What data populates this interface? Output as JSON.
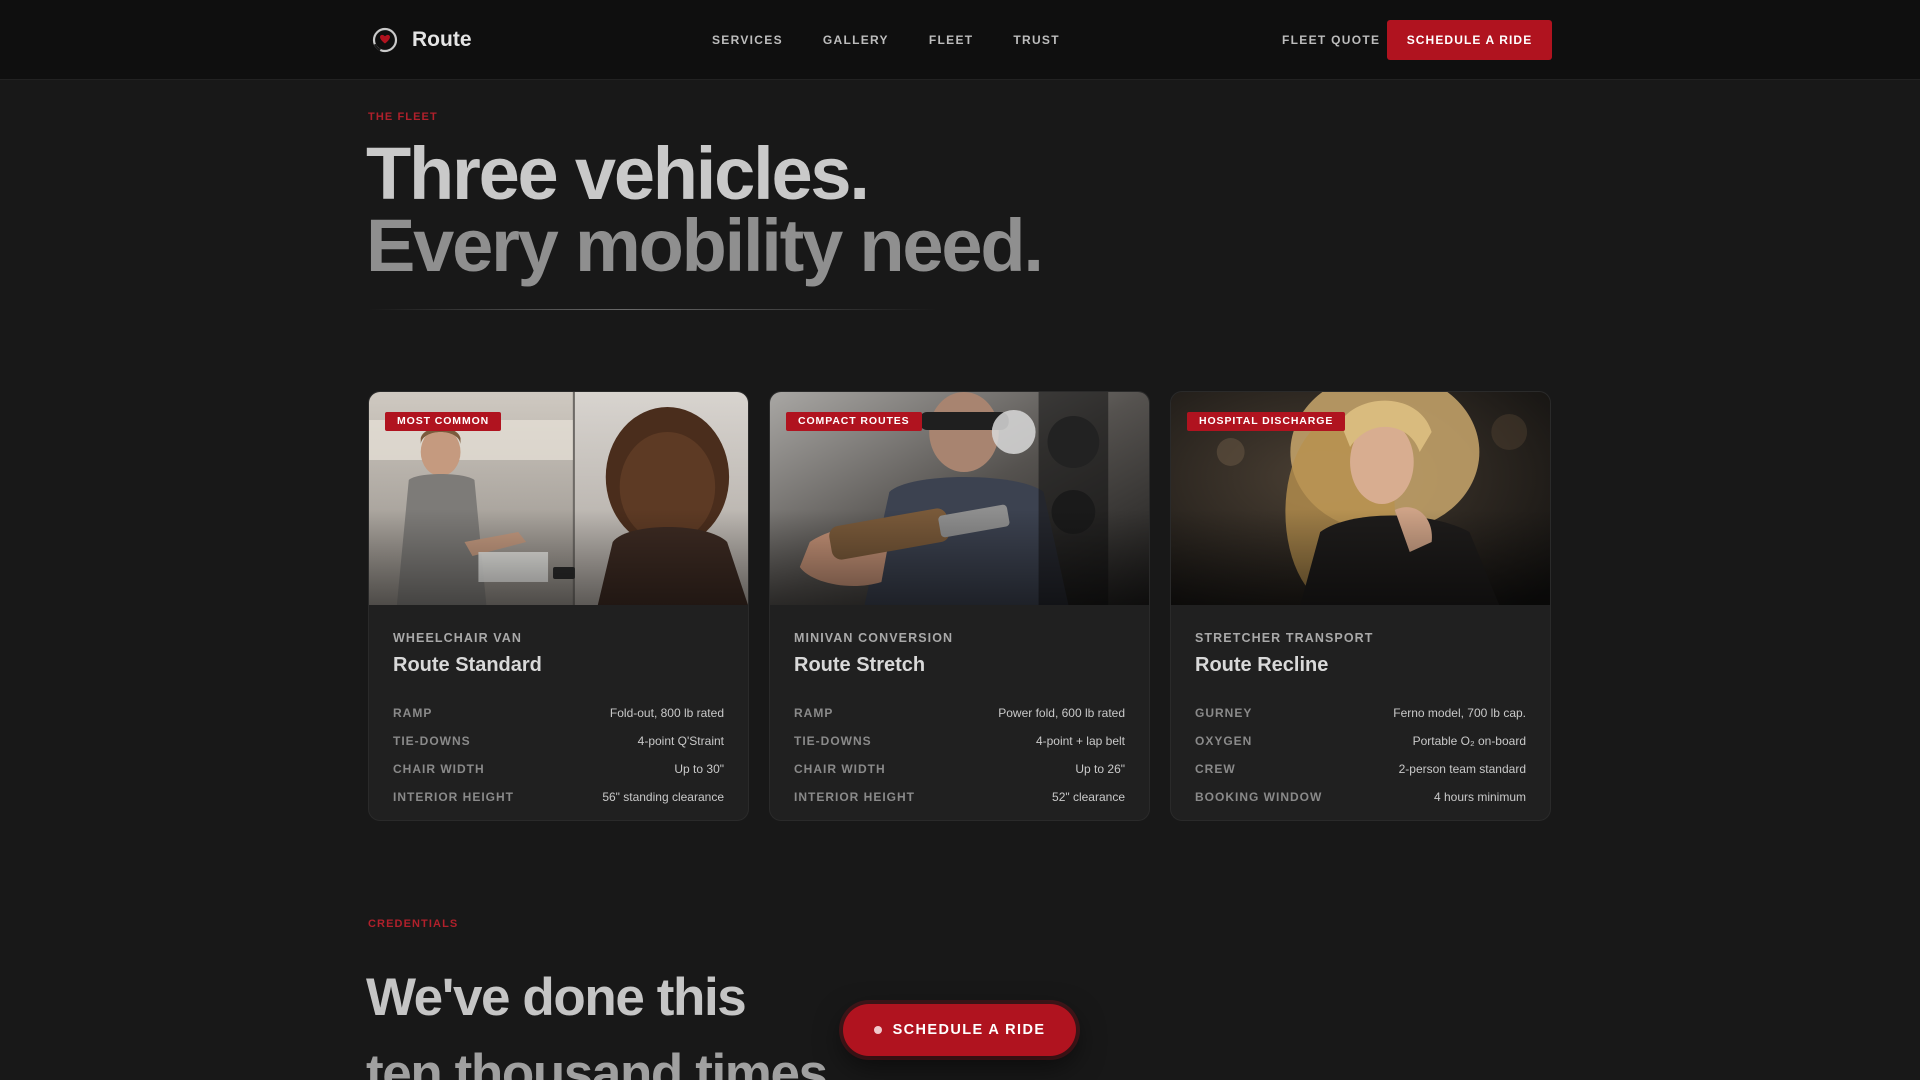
{
  "nav": {
    "brand": "Route",
    "links": [
      "SERVICES",
      "GALLERY",
      "FLEET",
      "TRUST"
    ],
    "fleet_quote": "FLEET QUOTE",
    "cta": "SCHEDULE A RIDE"
  },
  "hero": {
    "eyebrow": "THE FLEET",
    "title_line1": "Three vehicles.",
    "title_line2": "Every mobility need."
  },
  "cards": [
    {
      "badge": "MOST COMMON",
      "kicker": "WHEELCHAIR VAN",
      "title": "Route Standard",
      "specs": [
        {
          "key": "RAMP",
          "value": "Fold-out, 800 lb rated"
        },
        {
          "key": "TIE-DOWNS",
          "value": "4-point Q'Straint"
        },
        {
          "key": "CHAIR WIDTH",
          "value": "Up to 30\""
        },
        {
          "key": "INTERIOR HEIGHT",
          "value": "56\" standing clearance"
        }
      ]
    },
    {
      "badge": "COMPACT ROUTES",
      "kicker": "MINIVAN CONVERSION",
      "title": "Route Stretch",
      "specs": [
        {
          "key": "RAMP",
          "value": "Power fold, 600 lb rated"
        },
        {
          "key": "TIE-DOWNS",
          "value": "4-point + lap belt"
        },
        {
          "key": "CHAIR WIDTH",
          "value": "Up to 26\""
        },
        {
          "key": "INTERIOR HEIGHT",
          "value": "52\" clearance"
        }
      ]
    },
    {
      "badge": "HOSPITAL DISCHARGE",
      "kicker": "STRETCHER TRANSPORT",
      "title": "Route Recline",
      "specs": [
        {
          "key": "GURNEY",
          "value": "Ferno model, 700 lb cap."
        },
        {
          "key": "OXYGEN",
          "value": "Portable O₂ on-board"
        },
        {
          "key": "CREW",
          "value": "2-person team standard"
        },
        {
          "key": "BOOKING WINDOW",
          "value": "4 hours minimum"
        }
      ]
    }
  ],
  "credentials": {
    "eyebrow": "CREDENTIALS",
    "title_line1": "We've done this",
    "title_line2": "ten thousand times."
  },
  "floating_cta": "SCHEDULE A RIDE",
  "colors": {
    "accent": "#b0131f",
    "background": "#181818",
    "nav_background": "#0f0f0f",
    "card_background": "#202020"
  },
  "icons": {
    "brand": "route-logo-icon",
    "cta_dot": "dot-icon"
  }
}
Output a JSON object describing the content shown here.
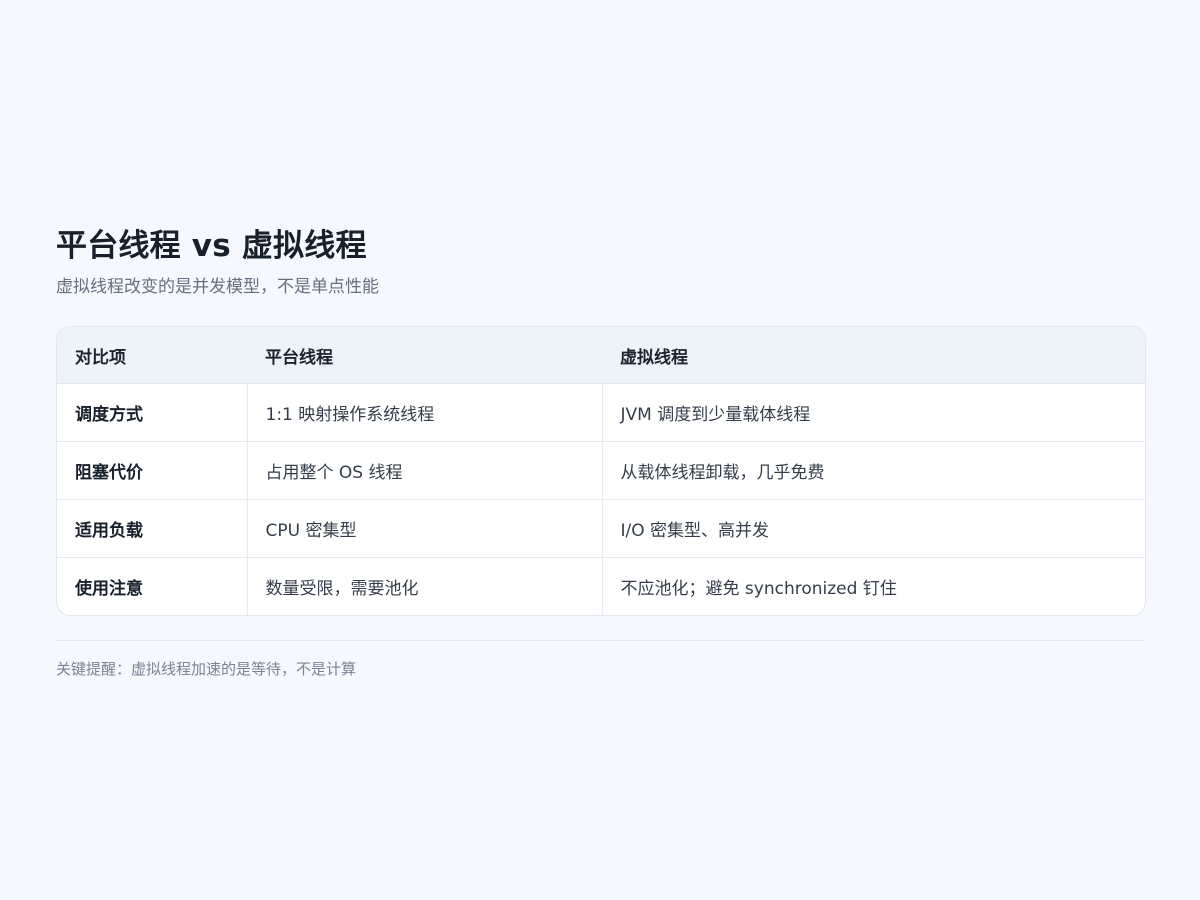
{
  "header": {
    "title": "平台线程 vs 虚拟线程",
    "subtitle": "虚拟线程改变的是并发模型，不是单点性能"
  },
  "table": {
    "columns": [
      "对比项",
      "平台线程",
      "虚拟线程"
    ],
    "rows": [
      [
        "调度方式",
        "1:1 映射操作系统线程",
        "JVM 调度到少量载体线程"
      ],
      [
        "阻塞代价",
        "占用整个 OS 线程",
        "从载体线程卸载，几乎免费"
      ],
      [
        "适用负载",
        "CPU 密集型",
        "I/O 密集型、高并发"
      ],
      [
        "使用注意",
        "数量受限，需要池化",
        "不应池化；避免 synchronized 钉住"
      ]
    ]
  },
  "footer": {
    "note": "关键提醒：虚拟线程加速的是等待，不是计算"
  }
}
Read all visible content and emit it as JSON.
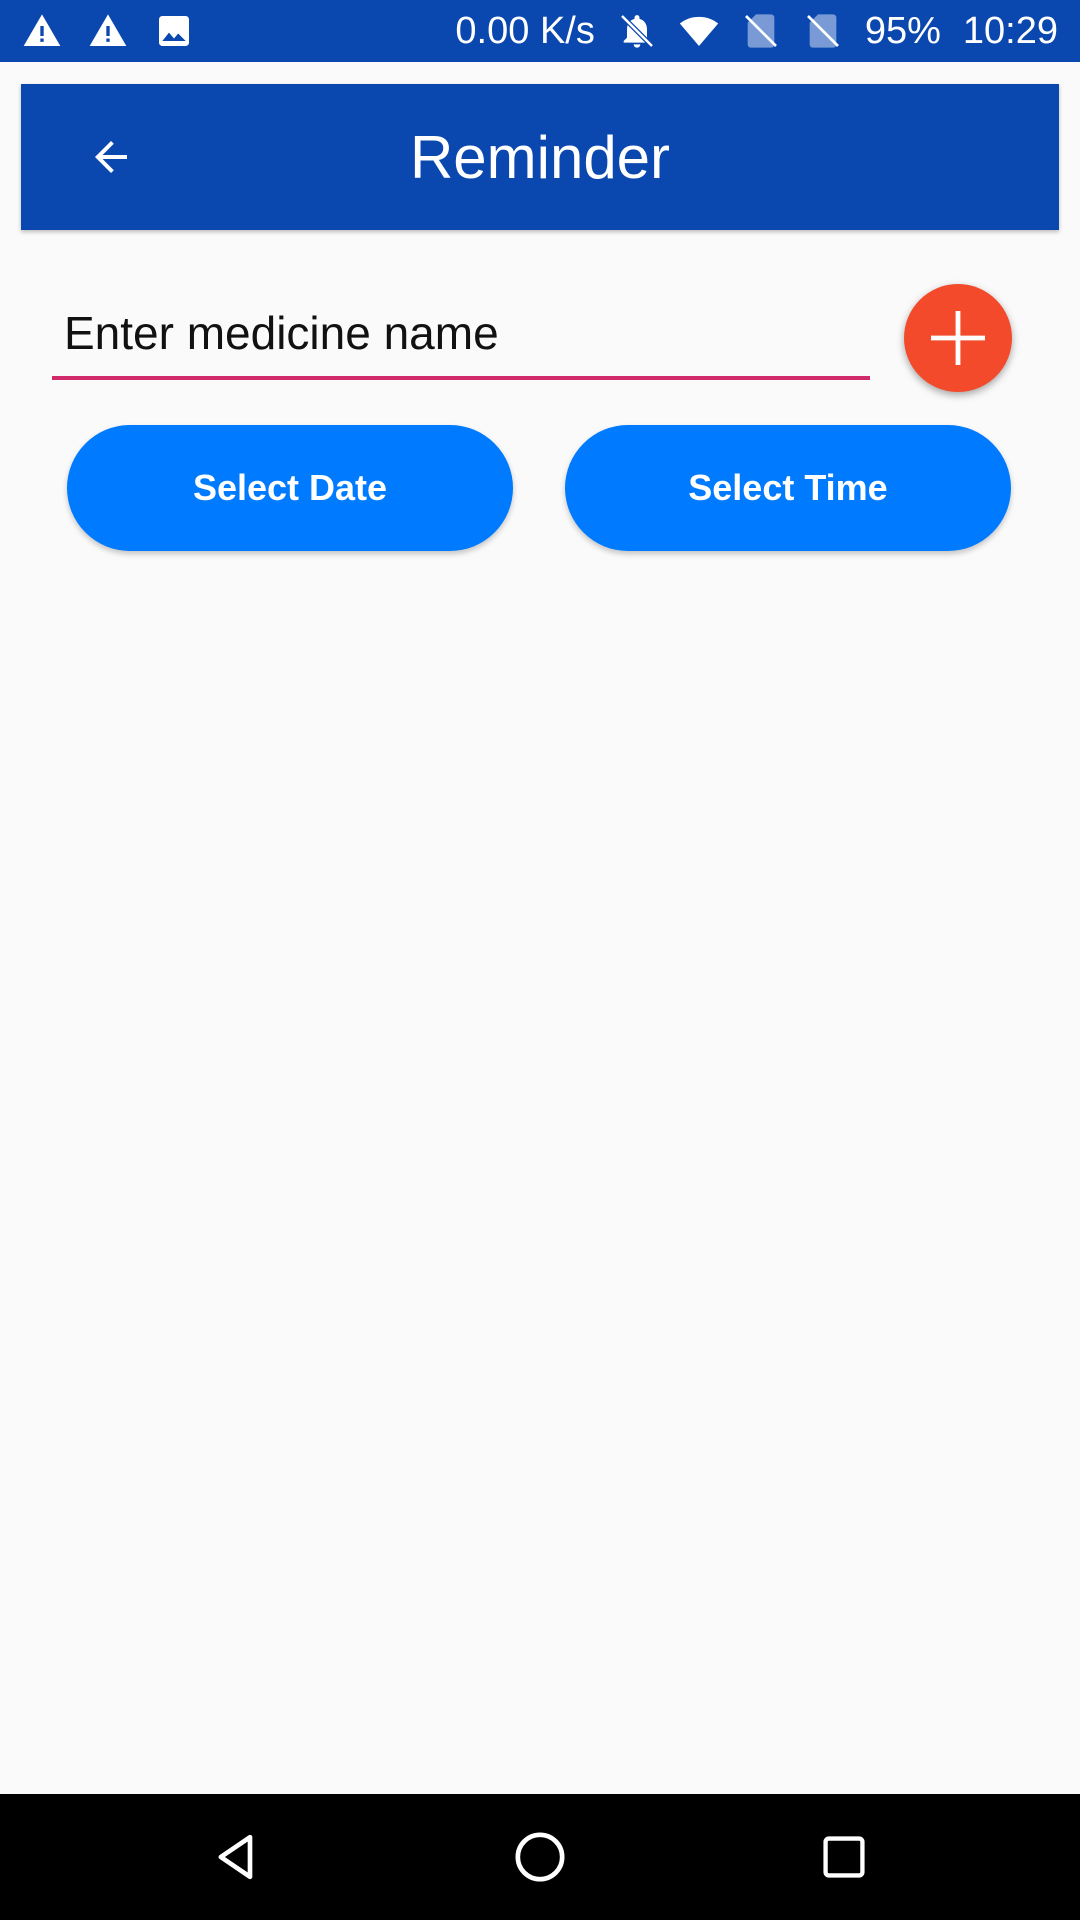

^^^^^^^^^^^^^^^^

WHAT IS ASKED: From the entries above, copy every line containing the word "JSON".

WRITTEN ANSWER:
What data populates this interface? Output as JSON.
Output a JSON object describing the content shown here.
Read all visible content and emit it as JSON.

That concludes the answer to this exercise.